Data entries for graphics

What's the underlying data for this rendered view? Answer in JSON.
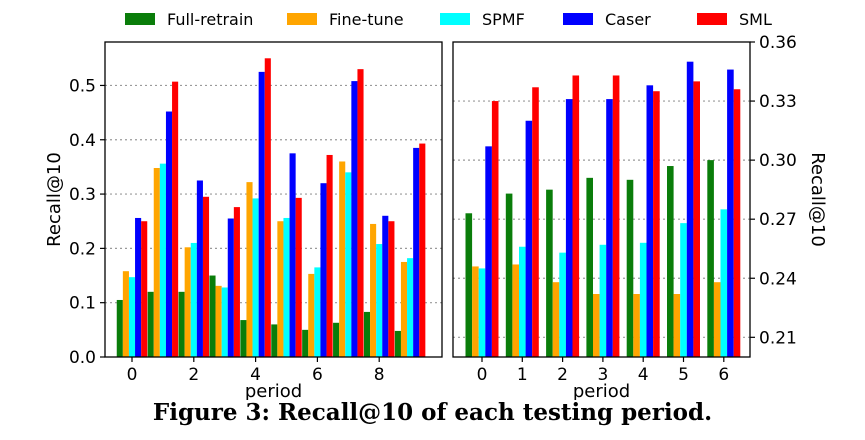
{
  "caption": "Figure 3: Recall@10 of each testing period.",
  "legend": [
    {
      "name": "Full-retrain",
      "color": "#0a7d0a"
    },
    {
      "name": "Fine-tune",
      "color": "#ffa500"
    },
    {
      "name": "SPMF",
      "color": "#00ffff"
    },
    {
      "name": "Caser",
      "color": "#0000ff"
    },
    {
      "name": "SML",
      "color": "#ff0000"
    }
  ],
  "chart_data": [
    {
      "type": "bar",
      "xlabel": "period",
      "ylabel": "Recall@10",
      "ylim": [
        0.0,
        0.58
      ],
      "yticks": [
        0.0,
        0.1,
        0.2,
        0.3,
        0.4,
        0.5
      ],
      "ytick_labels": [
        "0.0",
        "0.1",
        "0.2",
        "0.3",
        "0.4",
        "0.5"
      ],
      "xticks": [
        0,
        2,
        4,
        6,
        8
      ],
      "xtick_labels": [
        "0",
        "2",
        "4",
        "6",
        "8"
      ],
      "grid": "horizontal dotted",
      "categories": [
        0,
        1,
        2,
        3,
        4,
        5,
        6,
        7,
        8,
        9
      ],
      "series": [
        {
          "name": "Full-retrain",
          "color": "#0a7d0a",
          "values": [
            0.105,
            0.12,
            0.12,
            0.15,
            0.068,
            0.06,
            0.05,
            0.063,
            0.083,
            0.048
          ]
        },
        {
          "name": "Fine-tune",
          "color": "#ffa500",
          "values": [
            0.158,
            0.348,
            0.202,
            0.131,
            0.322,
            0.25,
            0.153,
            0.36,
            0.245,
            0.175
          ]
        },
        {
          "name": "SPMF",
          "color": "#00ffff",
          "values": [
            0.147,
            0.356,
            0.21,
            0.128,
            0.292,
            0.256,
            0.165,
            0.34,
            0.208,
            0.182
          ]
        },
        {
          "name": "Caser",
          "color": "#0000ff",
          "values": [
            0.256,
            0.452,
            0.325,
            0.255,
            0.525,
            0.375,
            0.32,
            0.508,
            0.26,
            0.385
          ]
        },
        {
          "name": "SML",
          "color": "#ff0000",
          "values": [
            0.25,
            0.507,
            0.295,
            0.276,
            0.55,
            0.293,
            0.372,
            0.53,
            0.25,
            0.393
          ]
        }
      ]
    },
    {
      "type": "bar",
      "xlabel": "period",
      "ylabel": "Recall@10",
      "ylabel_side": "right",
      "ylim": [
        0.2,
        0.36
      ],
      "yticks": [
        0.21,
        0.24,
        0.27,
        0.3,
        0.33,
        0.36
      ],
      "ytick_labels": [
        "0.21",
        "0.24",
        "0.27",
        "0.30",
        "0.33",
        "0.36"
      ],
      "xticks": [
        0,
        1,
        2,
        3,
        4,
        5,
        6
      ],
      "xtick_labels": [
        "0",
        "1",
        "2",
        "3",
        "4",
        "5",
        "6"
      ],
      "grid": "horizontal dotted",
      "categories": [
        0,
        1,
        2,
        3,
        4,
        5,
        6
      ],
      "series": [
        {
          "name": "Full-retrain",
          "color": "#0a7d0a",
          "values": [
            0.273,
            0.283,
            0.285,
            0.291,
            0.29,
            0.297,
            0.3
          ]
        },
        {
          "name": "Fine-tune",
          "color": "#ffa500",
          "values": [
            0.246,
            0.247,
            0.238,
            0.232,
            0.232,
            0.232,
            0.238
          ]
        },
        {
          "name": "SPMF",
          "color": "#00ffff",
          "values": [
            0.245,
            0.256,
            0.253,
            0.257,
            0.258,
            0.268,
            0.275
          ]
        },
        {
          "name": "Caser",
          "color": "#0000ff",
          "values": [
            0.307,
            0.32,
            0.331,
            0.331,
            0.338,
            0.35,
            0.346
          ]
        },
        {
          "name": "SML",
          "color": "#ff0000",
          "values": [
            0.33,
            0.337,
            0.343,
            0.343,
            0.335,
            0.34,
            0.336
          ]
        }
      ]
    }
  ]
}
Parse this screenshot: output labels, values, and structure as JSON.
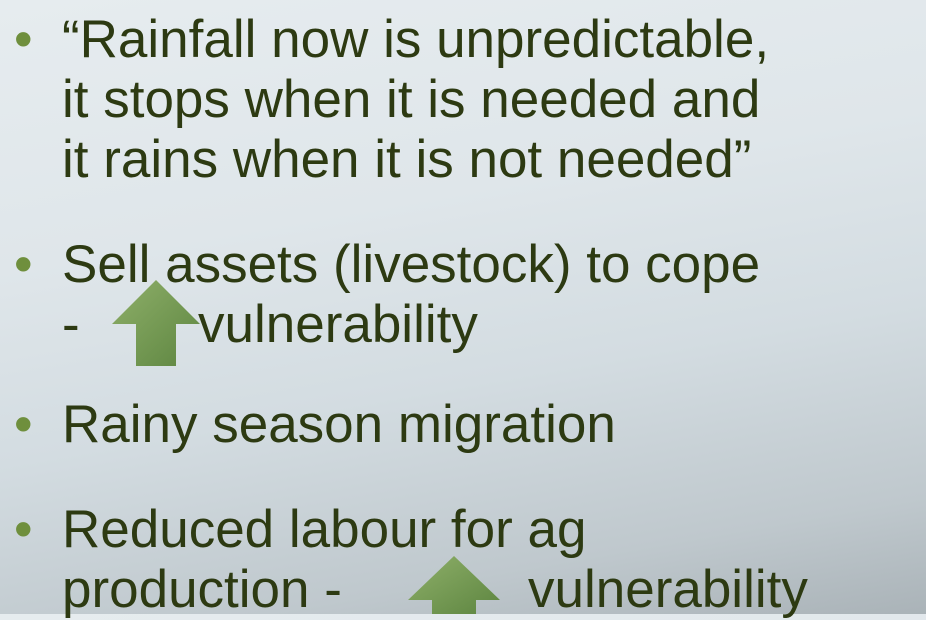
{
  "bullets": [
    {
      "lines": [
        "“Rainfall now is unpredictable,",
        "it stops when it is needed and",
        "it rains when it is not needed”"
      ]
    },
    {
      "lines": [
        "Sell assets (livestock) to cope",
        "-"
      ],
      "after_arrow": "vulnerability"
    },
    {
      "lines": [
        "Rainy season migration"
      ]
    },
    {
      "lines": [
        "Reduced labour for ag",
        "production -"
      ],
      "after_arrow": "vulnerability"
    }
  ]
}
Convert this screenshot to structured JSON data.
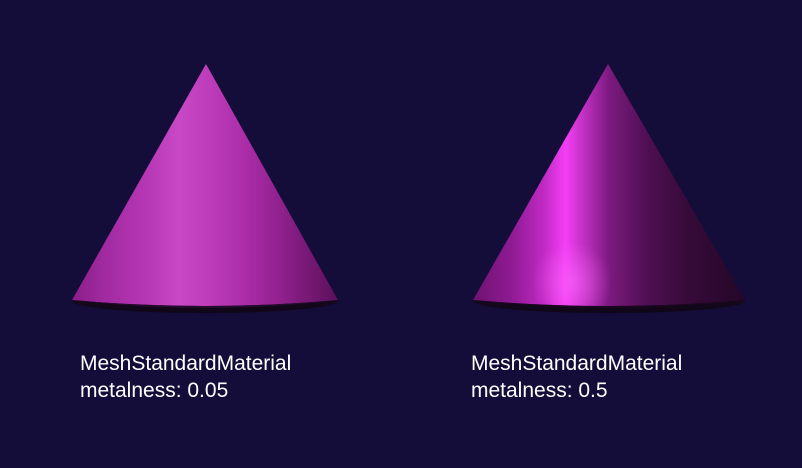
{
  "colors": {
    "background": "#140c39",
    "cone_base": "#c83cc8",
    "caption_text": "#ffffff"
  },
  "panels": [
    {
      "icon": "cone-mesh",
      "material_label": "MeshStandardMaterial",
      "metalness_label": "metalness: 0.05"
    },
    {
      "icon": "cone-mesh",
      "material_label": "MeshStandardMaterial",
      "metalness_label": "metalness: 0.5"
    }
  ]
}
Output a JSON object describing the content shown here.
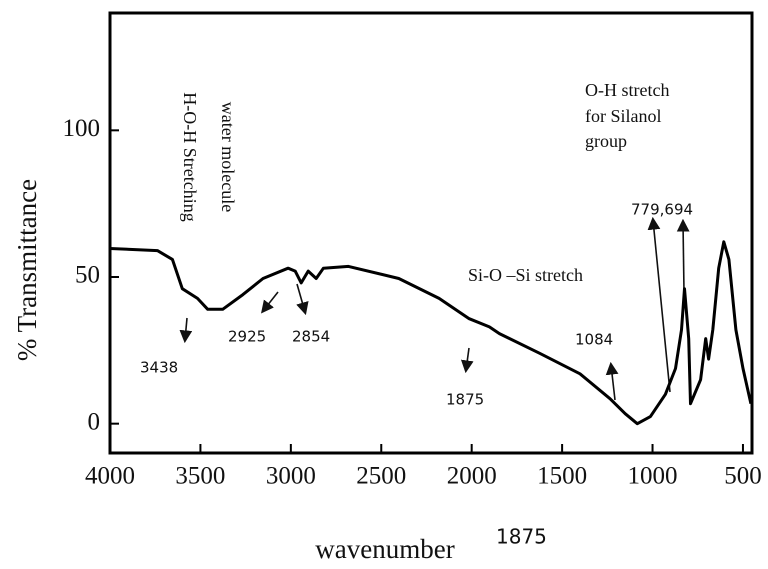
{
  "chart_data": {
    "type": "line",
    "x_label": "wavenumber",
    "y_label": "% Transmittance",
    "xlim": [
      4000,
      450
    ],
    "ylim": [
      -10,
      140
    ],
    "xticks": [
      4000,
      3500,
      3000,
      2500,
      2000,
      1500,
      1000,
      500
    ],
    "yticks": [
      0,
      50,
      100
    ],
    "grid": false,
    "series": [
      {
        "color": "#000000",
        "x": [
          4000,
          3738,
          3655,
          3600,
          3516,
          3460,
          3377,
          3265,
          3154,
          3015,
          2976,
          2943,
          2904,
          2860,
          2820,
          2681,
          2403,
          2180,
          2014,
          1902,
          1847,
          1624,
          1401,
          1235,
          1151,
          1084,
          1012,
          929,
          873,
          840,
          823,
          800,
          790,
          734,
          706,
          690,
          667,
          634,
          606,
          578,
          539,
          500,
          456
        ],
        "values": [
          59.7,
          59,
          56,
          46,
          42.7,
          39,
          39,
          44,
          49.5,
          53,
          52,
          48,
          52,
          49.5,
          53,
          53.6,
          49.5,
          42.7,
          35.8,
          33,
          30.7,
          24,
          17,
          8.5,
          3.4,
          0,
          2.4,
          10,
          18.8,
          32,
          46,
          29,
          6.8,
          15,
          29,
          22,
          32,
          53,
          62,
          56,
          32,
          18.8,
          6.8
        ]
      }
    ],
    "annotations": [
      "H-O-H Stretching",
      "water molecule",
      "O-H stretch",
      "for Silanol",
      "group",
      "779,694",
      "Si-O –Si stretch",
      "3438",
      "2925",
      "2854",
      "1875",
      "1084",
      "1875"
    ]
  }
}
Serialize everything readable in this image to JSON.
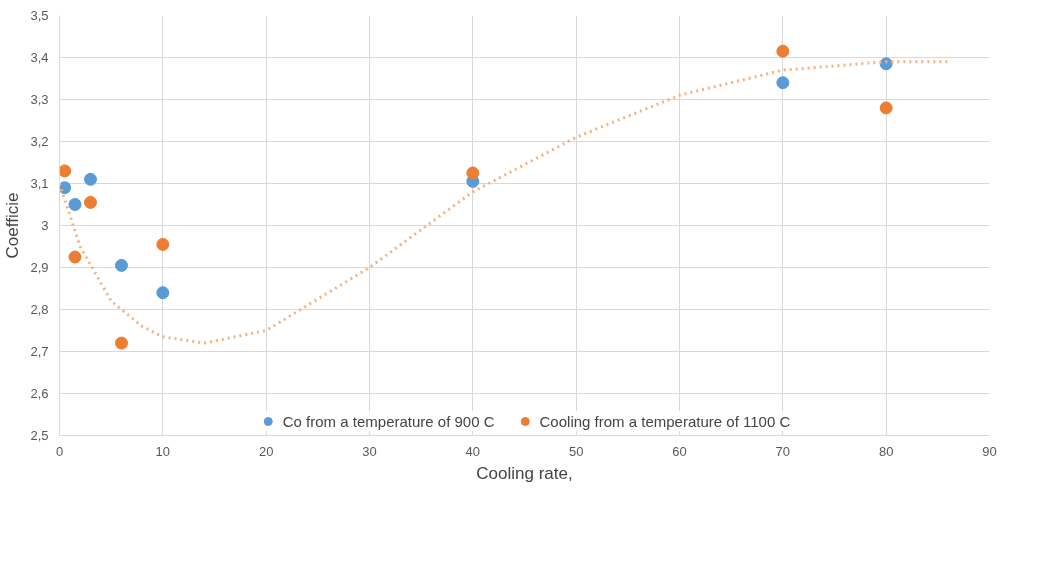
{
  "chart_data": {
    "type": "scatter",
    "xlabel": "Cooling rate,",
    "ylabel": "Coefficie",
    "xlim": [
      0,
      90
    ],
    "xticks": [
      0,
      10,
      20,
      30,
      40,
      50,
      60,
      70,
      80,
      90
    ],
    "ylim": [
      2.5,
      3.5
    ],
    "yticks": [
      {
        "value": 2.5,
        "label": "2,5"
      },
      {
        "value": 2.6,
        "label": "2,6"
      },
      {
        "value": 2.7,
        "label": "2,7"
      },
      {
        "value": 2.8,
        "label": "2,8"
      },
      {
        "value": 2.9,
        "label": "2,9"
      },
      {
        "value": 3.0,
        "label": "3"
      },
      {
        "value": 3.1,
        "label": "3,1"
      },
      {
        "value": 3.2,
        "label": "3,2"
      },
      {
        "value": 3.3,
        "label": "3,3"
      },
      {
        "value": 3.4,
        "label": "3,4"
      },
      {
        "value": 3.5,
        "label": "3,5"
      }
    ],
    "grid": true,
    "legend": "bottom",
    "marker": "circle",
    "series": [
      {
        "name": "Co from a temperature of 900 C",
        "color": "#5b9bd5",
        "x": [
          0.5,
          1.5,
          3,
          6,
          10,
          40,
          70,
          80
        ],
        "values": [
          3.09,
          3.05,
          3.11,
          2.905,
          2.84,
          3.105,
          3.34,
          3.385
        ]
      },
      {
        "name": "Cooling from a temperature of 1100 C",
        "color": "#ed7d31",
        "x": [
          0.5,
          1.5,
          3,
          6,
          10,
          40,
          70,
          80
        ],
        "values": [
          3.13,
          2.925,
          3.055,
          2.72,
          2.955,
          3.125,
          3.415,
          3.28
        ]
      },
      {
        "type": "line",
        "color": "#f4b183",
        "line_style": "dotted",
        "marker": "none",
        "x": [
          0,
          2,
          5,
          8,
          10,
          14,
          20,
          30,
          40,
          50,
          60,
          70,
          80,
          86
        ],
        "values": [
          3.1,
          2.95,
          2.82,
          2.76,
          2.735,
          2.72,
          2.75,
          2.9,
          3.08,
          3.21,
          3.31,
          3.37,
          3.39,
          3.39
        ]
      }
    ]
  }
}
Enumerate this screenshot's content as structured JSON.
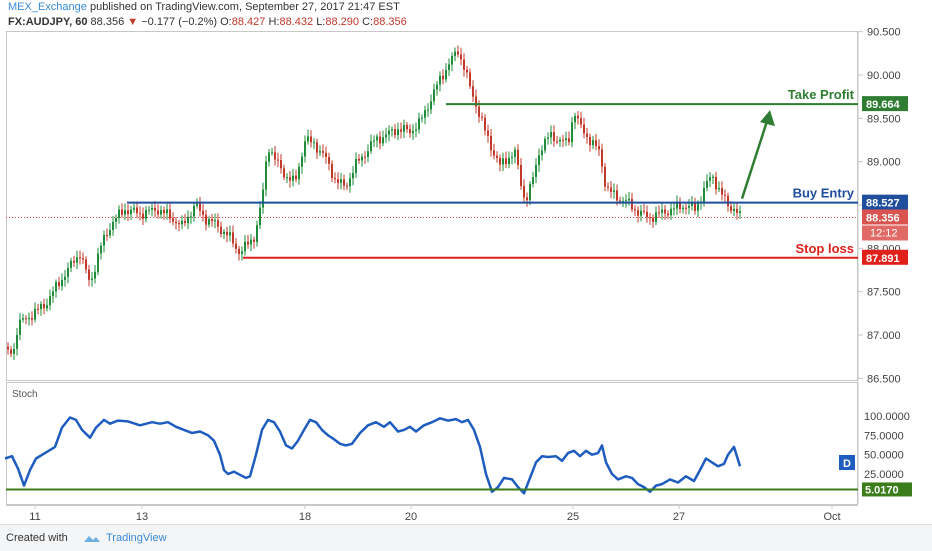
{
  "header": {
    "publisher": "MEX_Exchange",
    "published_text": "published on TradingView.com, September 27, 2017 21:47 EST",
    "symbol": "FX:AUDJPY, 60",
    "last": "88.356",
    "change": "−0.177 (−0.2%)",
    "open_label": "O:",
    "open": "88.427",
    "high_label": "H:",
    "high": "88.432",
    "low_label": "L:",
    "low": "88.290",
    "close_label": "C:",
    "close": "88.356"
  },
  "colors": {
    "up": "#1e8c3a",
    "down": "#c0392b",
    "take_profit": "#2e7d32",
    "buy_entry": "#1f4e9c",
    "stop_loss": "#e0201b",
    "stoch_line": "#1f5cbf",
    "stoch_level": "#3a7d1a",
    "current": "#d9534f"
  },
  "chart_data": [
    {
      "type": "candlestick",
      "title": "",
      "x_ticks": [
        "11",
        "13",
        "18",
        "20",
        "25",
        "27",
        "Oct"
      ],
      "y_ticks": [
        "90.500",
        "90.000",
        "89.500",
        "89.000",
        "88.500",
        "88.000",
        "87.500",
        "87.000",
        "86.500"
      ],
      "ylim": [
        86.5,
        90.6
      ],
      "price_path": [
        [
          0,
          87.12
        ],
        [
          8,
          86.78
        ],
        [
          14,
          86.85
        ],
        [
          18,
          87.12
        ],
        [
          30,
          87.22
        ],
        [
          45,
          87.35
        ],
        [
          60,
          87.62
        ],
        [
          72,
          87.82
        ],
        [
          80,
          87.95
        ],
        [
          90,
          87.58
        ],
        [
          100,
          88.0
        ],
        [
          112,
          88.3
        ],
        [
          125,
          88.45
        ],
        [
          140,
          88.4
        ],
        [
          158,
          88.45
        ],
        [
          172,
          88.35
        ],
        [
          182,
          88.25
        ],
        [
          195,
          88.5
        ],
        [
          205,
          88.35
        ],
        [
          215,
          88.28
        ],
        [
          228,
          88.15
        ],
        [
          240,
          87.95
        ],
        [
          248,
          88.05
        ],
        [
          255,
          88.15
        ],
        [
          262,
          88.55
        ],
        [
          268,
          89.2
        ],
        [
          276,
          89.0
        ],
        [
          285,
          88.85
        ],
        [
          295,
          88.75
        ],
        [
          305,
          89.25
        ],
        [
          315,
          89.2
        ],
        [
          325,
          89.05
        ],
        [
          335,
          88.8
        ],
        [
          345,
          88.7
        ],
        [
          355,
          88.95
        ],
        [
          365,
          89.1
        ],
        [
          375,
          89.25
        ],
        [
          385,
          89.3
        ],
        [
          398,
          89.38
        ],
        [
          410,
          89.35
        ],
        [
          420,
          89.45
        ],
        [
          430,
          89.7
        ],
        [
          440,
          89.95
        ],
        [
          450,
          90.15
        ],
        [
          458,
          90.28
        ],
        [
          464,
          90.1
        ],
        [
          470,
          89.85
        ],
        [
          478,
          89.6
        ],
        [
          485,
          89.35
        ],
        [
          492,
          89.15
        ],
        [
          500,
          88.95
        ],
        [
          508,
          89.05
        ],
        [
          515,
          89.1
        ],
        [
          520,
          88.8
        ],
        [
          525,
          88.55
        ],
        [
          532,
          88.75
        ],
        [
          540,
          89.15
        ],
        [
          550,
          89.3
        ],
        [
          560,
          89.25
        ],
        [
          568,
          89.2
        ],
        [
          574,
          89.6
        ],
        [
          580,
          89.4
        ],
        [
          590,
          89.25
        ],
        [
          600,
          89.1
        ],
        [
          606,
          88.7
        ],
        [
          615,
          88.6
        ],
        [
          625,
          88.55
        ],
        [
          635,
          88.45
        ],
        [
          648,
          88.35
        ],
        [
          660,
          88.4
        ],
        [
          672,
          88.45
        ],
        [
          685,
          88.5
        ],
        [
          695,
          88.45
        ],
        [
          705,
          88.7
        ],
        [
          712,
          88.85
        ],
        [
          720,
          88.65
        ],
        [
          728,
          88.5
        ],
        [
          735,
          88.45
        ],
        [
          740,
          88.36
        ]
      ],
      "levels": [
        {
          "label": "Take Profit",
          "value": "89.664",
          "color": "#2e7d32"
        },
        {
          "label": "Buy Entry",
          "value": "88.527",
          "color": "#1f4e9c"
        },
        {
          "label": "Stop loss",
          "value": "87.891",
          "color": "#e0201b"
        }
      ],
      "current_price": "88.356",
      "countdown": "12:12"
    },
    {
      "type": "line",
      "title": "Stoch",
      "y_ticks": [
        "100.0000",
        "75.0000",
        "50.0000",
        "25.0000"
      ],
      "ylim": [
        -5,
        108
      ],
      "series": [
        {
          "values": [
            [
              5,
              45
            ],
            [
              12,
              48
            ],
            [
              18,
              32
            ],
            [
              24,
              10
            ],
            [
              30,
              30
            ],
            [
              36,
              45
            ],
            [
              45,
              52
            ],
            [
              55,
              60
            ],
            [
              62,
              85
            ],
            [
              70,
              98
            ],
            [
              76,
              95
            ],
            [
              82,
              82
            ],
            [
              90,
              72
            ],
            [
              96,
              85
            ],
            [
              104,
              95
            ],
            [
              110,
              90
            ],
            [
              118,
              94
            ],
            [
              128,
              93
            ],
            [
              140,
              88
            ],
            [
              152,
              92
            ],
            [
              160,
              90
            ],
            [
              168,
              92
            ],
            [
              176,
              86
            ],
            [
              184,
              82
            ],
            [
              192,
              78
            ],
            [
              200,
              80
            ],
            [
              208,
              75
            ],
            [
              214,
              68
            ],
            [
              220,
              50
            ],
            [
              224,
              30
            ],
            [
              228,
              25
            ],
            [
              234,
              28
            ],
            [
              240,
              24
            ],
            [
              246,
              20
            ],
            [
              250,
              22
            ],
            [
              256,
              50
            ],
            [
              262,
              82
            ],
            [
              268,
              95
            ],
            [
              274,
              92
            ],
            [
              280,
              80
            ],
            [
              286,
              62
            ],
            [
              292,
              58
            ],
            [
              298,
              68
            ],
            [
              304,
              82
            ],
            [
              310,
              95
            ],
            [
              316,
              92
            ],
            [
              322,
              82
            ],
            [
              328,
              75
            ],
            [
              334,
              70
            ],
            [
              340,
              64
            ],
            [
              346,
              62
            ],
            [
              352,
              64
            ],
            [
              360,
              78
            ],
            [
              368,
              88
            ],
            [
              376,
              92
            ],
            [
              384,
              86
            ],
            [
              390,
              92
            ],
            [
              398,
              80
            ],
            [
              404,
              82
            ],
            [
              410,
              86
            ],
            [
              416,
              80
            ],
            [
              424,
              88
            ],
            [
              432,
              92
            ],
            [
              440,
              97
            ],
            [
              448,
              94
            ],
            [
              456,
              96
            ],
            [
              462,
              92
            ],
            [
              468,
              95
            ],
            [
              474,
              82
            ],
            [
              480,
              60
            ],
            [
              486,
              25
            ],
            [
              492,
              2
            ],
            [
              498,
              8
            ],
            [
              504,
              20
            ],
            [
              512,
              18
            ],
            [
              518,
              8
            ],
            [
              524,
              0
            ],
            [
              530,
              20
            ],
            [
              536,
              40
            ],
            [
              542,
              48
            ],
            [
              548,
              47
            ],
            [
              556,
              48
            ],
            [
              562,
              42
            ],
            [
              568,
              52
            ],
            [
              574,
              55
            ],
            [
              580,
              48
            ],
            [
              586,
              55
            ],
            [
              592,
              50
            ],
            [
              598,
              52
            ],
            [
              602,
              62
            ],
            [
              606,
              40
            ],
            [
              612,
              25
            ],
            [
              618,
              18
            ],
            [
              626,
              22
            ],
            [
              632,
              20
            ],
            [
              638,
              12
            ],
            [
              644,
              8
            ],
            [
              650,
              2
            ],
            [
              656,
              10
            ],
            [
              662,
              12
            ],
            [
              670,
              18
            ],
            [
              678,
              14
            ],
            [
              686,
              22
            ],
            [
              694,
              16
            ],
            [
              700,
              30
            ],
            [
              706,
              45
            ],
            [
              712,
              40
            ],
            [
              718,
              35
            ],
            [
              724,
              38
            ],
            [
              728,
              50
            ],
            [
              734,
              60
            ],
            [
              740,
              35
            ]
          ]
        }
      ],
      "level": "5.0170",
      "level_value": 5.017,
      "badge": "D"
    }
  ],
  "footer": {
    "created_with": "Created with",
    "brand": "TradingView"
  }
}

_Stated problem_
Wherever the word "temperature" occurs in a line of the listing, copy that line.

_Full answer_
        "name": "Co from a temperature of 900 C",
        "name": "Cooling from a temperature of 1100 C",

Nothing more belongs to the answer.